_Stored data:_

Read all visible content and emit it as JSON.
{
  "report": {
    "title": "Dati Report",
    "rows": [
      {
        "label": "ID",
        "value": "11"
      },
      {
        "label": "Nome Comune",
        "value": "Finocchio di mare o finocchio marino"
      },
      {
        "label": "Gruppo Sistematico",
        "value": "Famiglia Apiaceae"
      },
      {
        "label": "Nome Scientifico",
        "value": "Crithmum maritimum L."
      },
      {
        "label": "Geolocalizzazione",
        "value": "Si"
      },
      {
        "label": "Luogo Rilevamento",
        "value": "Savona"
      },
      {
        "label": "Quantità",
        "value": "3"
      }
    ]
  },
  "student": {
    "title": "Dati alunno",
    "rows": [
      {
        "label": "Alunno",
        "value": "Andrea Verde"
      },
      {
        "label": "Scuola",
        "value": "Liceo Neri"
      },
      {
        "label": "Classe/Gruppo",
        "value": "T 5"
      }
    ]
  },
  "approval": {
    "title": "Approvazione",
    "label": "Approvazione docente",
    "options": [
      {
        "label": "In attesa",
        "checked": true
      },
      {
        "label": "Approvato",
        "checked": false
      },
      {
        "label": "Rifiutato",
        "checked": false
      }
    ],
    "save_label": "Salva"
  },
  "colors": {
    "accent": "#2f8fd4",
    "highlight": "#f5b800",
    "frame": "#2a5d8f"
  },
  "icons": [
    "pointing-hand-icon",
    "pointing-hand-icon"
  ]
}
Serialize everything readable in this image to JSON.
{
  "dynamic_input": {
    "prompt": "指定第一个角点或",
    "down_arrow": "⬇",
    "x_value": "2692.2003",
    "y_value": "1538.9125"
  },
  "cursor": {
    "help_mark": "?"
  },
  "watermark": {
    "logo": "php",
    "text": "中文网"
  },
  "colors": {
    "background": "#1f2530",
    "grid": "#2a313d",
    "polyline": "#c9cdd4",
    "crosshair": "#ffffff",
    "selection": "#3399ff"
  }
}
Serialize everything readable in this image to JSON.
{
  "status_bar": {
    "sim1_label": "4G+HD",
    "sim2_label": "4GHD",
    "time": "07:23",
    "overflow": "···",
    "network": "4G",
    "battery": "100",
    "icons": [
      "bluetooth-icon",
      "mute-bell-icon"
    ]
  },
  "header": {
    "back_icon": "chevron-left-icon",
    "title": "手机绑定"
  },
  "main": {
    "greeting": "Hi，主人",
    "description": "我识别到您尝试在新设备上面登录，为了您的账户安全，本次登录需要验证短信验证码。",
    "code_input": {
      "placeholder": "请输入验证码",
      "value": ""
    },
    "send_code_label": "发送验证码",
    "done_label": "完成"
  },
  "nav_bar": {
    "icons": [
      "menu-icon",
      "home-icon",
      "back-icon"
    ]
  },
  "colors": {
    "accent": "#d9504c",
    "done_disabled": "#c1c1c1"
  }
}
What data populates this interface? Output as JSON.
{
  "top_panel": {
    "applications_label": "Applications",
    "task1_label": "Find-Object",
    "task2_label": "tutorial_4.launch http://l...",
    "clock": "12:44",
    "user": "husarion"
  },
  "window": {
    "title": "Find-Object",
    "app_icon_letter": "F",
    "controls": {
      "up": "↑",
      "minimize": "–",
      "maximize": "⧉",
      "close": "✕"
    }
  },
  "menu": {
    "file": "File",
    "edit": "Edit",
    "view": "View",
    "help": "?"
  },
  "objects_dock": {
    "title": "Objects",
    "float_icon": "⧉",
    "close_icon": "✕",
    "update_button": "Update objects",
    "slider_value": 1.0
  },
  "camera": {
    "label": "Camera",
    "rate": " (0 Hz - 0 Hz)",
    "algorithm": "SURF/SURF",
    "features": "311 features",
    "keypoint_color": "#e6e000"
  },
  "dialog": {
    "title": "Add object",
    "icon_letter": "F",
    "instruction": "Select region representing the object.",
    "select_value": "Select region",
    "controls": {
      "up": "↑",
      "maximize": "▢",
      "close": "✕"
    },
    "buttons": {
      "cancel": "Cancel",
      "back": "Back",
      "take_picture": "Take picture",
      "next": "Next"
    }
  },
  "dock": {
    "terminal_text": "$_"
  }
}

_Stated task:_ Restate each record word for word.

_Exercise answer:_
Read all visible content and emit it as JSON.
{
  "report": {
    "title": "Dati Report",
    "rows": [
      {
        "label": "ID",
        "value": "11"
      },
      {
        "label": "Nome Comune",
        "value": "Finocchio di mare o finocchio marino"
      },
      {
        "label": "Gruppo Sistematico",
        "value": "Famiglia Apiaceae"
      },
      {
        "label": "Nome Scientifico",
        "value": "Crithmum maritimum L."
      },
      {
        "label": "Geolocalizzazione",
        "value": "Si"
      },
      {
        "label": "Luogo Rilevamento",
        "value": "Savona"
      },
      {
        "label": "Quantità",
        "value": "3"
      }
    ]
  },
  "student": {
    "title": "Dati alunno",
    "rows": [
      {
        "label": "Alunno",
        "value": "Andrea Verde"
      },
      {
        "label": "Scuola",
        "value": "Liceo Neri"
      },
      {
        "label": "Classe/Gruppo",
        "value": "T 5"
      }
    ]
  },
  "approval": {
    "title": "Approvazione",
    "label": "Approvazione docente",
    "options": [
      {
        "label": "In attesa",
        "checked": true
      },
      {
        "label": "Approvato",
        "checked": false
      },
      {
        "label": "Rifiutato",
        "checked": false
      }
    ],
    "save_label": "Salva"
  },
  "colors": {
    "accent": "#2f8fd4",
    "highlight": "#f5b800",
    "frame": "#2a5d8f"
  },
  "icons": [
    "pointing-hand-icon",
    "pointing-hand-icon"
  ]
}
Serialize everything readable in this image to JSON.
{
  "dynamic_input": {
    "prompt": "指定第一个角点或",
    "down_arrow": "⬇",
    "x_value": "2692.2003",
    "y_value": "1538.9125"
  },
  "cursor": {
    "help_mark": "?"
  },
  "watermark": {
    "logo": "php",
    "text": "中文网"
  },
  "colors": {
    "background": "#1f2530",
    "grid": "#2a313d",
    "polyline": "#c9cdd4",
    "crosshair": "#ffffff",
    "selection": "#3399ff"
  }
}
Serialize everything readable in this image to JSON.
{
  "status_bar": {
    "sim1_label": "4G+HD",
    "sim2_label": "4GHD",
    "time": "07:23",
    "overflow": "···",
    "network": "4G",
    "battery": "100",
    "icons": [
      "bluetooth-icon",
      "mute-bell-icon"
    ]
  },
  "header": {
    "back_icon": "chevron-left-icon",
    "title": "手机绑定"
  },
  "main": {
    "greeting": "Hi，主人",
    "description": "我识别到您尝试在新设备上面登录，为了您的账户安全，本次登录需要验证短信验证码。",
    "code_input": {
      "placeholder": "请输入验证码",
      "value": ""
    },
    "send_code_label": "发送验证码",
    "done_label": "完成"
  },
  "nav_bar": {
    "icons": [
      "menu-icon",
      "home-icon",
      "back-icon"
    ]
  },
  "colors": {
    "accent": "#d9504c",
    "done_disabled": "#c1c1c1"
  }
}
What data populates this interface? Output as JSON.
{
  "top_panel": {
    "applications_label": "Applications",
    "task1_label": "Find-Object",
    "task2_label": "tutorial_4.launch http://l...",
    "clock": "12:44",
    "user": "husarion"
  },
  "window": {
    "title": "Find-Object",
    "app_icon_letter": "F",
    "controls": {
      "up": "↑",
      "minimize": "–",
      "maximize": "⧉",
      "close": "✕"
    }
  },
  "menu": {
    "file": "File",
    "edit": "Edit",
    "view": "View",
    "help": "?"
  },
  "objects_dock": {
    "title": "Objects",
    "float_icon": "⧉",
    "close_icon": "✕",
    "update_button": "Update objects",
    "slider_value": 1.0
  },
  "camera": {
    "label": "Camera",
    "rate": " (0 Hz - 0 Hz)",
    "algorithm": "SURF/SURF",
    "features": "311 features",
    "keypoint_color": "#e6e000"
  },
  "dialog": {
    "title": "Add object",
    "icon_letter": "F",
    "instruction": "Select region representing the object.",
    "select_value": "Select region",
    "controls": {
      "up": "↑",
      "maximize": "▢",
      "close": "✕"
    },
    "buttons": {
      "cancel": "Cancel",
      "back": "Back",
      "take_picture": "Take picture",
      "next": "Next"
    }
  },
  "dock": {
    "terminal_text": "$_"
  }
}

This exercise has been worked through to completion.